──────── Material ────────

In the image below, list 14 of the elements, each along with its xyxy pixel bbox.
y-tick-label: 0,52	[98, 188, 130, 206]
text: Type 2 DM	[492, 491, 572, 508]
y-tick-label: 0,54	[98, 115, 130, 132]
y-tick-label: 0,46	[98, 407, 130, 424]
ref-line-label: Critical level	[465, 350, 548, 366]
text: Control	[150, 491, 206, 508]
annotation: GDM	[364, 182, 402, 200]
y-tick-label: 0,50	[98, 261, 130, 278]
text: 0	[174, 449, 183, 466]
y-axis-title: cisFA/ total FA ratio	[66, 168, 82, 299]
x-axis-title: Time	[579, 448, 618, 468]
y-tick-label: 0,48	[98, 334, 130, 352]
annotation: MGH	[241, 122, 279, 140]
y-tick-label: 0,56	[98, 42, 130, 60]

────────

> [Work instructions]: Reproduce every line of the items above without changing a single character.

> [Right answer]:
In the image below, list 14 of the elements, each along with its xyxy pixel bbox.
y-tick-label: 0,52	[98, 188, 130, 206]
text: Type 2 DM	[492, 491, 572, 508]
y-tick-label: 0,54	[98, 115, 130, 132]
y-tick-label: 0,46	[98, 407, 130, 424]
ref-line-label: Critical level	[465, 350, 548, 366]
text: Control	[150, 491, 206, 508]
annotation: GDM	[364, 182, 402, 200]
y-tick-label: 0,50	[98, 261, 130, 278]
text: 0	[174, 449, 183, 466]
y-axis-title: cisFA/ total FA ratio	[66, 168, 82, 299]
x-axis-title: Time	[579, 448, 618, 468]
y-tick-label: 0,48	[98, 334, 130, 352]
annotation: MGH	[241, 122, 279, 140]
y-tick-label: 0,56	[98, 42, 130, 60]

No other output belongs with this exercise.